### Listed entries

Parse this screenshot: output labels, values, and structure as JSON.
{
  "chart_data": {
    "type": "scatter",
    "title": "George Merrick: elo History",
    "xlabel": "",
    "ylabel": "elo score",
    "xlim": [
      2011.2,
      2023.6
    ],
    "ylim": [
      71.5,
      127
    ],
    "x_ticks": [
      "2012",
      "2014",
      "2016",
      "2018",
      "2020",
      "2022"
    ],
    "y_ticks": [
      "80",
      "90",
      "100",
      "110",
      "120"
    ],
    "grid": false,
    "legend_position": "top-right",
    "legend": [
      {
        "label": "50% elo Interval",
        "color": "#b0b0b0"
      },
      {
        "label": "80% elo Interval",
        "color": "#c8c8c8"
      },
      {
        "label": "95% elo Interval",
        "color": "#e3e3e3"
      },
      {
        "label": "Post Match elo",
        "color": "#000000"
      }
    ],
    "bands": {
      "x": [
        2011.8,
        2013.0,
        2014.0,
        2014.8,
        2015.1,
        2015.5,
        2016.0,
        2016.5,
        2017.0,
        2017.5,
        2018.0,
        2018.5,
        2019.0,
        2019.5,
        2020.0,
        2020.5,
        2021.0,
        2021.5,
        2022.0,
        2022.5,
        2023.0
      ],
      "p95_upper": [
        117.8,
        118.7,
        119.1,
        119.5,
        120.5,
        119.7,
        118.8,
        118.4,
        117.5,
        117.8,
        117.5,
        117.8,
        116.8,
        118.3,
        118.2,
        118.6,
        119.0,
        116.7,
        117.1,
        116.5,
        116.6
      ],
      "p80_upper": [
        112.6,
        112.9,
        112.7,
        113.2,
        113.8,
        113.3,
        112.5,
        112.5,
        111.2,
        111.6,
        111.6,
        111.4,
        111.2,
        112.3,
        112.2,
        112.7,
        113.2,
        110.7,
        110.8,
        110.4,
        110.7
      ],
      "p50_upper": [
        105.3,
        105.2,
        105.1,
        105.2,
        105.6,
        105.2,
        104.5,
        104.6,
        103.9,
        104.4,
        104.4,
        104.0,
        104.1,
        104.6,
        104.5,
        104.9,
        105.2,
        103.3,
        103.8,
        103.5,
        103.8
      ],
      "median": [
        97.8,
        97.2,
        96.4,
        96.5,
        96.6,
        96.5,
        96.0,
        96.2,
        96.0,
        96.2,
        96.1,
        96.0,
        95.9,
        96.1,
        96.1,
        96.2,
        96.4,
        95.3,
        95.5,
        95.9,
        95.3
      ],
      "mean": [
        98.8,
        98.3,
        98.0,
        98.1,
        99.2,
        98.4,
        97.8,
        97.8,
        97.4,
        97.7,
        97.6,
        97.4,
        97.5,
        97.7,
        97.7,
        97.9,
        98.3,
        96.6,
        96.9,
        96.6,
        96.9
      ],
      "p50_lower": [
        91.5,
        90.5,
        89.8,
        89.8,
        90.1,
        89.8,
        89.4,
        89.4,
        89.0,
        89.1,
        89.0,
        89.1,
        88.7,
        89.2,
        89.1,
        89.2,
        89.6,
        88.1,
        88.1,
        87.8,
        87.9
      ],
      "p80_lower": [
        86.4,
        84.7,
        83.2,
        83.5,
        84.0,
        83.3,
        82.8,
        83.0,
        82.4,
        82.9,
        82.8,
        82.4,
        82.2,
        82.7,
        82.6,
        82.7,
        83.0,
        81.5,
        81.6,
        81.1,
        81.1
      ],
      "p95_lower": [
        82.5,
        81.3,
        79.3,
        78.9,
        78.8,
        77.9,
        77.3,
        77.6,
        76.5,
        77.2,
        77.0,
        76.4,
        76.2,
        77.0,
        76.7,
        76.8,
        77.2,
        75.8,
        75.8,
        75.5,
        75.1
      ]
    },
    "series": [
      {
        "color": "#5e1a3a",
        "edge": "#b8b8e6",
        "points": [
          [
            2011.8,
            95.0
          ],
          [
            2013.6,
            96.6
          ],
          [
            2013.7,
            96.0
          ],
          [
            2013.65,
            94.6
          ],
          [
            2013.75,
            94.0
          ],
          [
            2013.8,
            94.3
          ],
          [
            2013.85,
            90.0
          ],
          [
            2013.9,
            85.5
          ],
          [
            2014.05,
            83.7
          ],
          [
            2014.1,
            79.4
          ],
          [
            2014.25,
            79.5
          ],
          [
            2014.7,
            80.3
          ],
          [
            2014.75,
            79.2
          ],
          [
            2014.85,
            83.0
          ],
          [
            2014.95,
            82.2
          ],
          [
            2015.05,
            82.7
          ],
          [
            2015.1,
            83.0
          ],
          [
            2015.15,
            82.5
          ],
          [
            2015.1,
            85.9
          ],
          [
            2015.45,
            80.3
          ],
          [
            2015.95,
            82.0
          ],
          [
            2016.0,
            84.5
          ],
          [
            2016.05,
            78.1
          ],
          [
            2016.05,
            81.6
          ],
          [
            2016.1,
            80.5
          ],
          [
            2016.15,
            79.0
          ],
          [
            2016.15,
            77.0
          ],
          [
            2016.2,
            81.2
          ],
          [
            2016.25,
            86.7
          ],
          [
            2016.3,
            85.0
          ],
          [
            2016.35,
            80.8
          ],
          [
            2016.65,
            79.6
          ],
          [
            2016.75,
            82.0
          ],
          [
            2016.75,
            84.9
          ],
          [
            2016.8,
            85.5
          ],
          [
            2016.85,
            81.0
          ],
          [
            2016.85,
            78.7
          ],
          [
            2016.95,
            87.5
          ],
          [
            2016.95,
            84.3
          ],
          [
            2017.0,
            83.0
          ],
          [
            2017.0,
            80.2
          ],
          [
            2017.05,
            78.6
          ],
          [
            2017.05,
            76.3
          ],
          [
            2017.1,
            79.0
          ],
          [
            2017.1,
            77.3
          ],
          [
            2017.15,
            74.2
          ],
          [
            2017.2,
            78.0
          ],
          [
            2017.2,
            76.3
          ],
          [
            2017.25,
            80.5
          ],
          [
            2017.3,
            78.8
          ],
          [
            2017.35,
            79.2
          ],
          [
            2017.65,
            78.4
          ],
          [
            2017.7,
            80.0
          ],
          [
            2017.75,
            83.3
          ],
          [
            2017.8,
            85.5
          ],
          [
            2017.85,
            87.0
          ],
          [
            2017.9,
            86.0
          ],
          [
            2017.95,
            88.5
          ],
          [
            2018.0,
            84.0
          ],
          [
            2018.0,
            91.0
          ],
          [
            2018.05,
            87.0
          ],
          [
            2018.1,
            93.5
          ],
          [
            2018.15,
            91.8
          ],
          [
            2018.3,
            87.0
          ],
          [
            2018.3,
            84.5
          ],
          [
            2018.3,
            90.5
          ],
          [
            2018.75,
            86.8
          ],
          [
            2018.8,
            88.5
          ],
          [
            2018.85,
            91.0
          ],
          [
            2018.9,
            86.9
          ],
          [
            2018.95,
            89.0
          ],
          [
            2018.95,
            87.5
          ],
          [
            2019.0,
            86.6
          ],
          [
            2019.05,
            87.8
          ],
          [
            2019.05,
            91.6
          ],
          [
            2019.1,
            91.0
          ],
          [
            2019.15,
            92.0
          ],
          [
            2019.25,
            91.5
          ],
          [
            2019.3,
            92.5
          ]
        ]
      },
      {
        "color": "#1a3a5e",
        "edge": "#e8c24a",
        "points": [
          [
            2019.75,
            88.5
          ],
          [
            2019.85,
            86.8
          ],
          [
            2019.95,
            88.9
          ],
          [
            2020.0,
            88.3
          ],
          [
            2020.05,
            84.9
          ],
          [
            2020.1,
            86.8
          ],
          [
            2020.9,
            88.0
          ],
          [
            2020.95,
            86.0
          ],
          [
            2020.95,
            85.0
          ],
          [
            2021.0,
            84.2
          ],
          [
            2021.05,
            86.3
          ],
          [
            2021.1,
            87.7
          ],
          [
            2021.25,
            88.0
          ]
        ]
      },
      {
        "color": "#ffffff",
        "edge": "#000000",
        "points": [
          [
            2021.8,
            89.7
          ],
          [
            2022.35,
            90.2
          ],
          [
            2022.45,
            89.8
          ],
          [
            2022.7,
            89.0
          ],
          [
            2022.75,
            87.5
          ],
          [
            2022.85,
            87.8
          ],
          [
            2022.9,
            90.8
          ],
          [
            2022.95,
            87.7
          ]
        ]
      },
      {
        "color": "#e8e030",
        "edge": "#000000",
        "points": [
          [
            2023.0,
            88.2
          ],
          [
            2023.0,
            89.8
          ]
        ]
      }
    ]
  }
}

### What to do
Work out the number of lines in this listing that include the word "Interval". Reply with that number only.

### The completed task
3